**What you are asked to do**
Collect each line of the entries that holds the string "JSON".

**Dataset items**

— start —

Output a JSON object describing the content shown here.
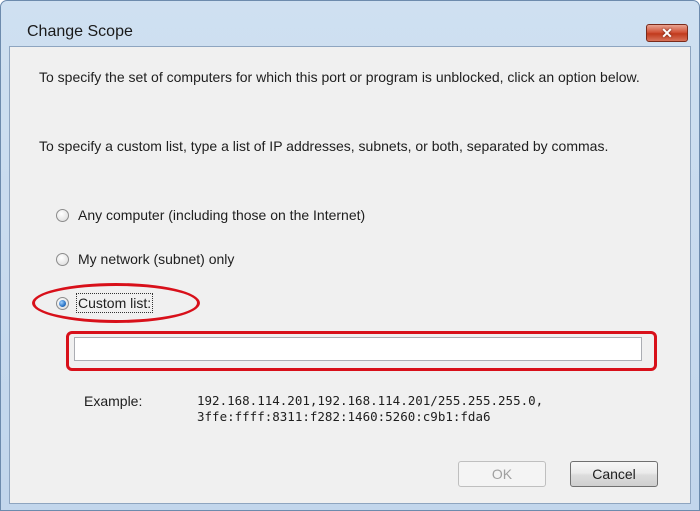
{
  "window": {
    "title": "Change Scope",
    "close_glyph": "✕"
  },
  "instructions": {
    "line1": "To specify the set of computers for which this port or program is unblocked, click an option below.",
    "line2": "To specify a custom list, type a list of IP addresses, subnets, or both, separated by commas."
  },
  "options": [
    {
      "label": "Any computer (including those on the Internet)",
      "checked": false
    },
    {
      "label": "My network (subnet) only",
      "checked": false
    },
    {
      "label": "Custom list:",
      "checked": true
    }
  ],
  "custom_list": {
    "value": "",
    "placeholder": ""
  },
  "example": {
    "label": "Example:",
    "line1": "192.168.114.201,192.168.114.201/255.255.255.0,",
    "line2": "3ffe:ffff:8311:f282:1460:5260:c9b1:fda6"
  },
  "buttons": {
    "ok": "OK",
    "cancel": "Cancel"
  },
  "colors": {
    "annotation": "#d8101a",
    "frame": "#c2d6ec",
    "client": "#f0f0f0"
  }
}
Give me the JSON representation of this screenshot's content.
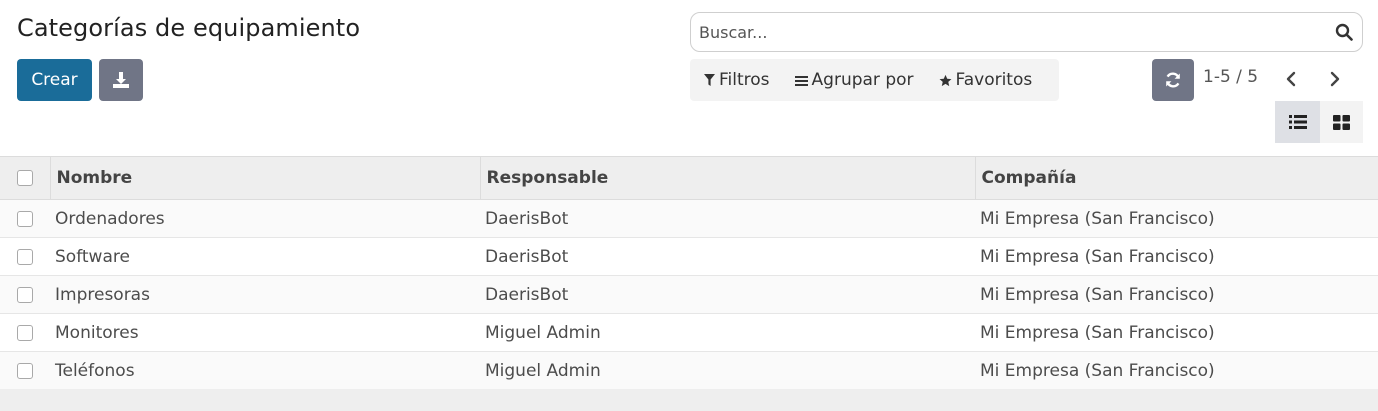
{
  "page": {
    "title": "Categorías de equipamiento"
  },
  "toolbar": {
    "create_label": "Crear",
    "download_icon": "download-icon",
    "refresh_icon": "refresh-icon"
  },
  "search": {
    "placeholder": "Buscar...",
    "icon": "search-icon"
  },
  "filters": {
    "filters_label": "Filtros",
    "group_by_label": "Agrupar por",
    "favorites_label": "Favoritos"
  },
  "pager": {
    "value": "1-5 / 5"
  },
  "views": [
    "list-view-icon",
    "kanban-view-icon"
  ],
  "table": {
    "columns": [
      "Nombre",
      "Responsable",
      "Compañía"
    ],
    "rows": [
      [
        "Ordenadores",
        "DaerisBot",
        "Mi Empresa (San Francisco)"
      ],
      [
        "Software",
        "DaerisBot",
        "Mi Empresa (San Francisco)"
      ],
      [
        "Impresoras",
        "DaerisBot",
        "Mi Empresa (San Francisco)"
      ],
      [
        "Monitores",
        "Miguel Admin",
        "Mi Empresa (San Francisco)"
      ],
      [
        "Teléfonos",
        "Miguel Admin",
        "Mi Empresa (San Francisco)"
      ]
    ]
  },
  "colors": {
    "primary": "#1a6c99",
    "secondary": "#707586",
    "header_bg": "#eeeeee"
  }
}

— end —

**Full response**
Output a JSON object describing the content shown here.
Give me the JSON representation of this screenshot's content.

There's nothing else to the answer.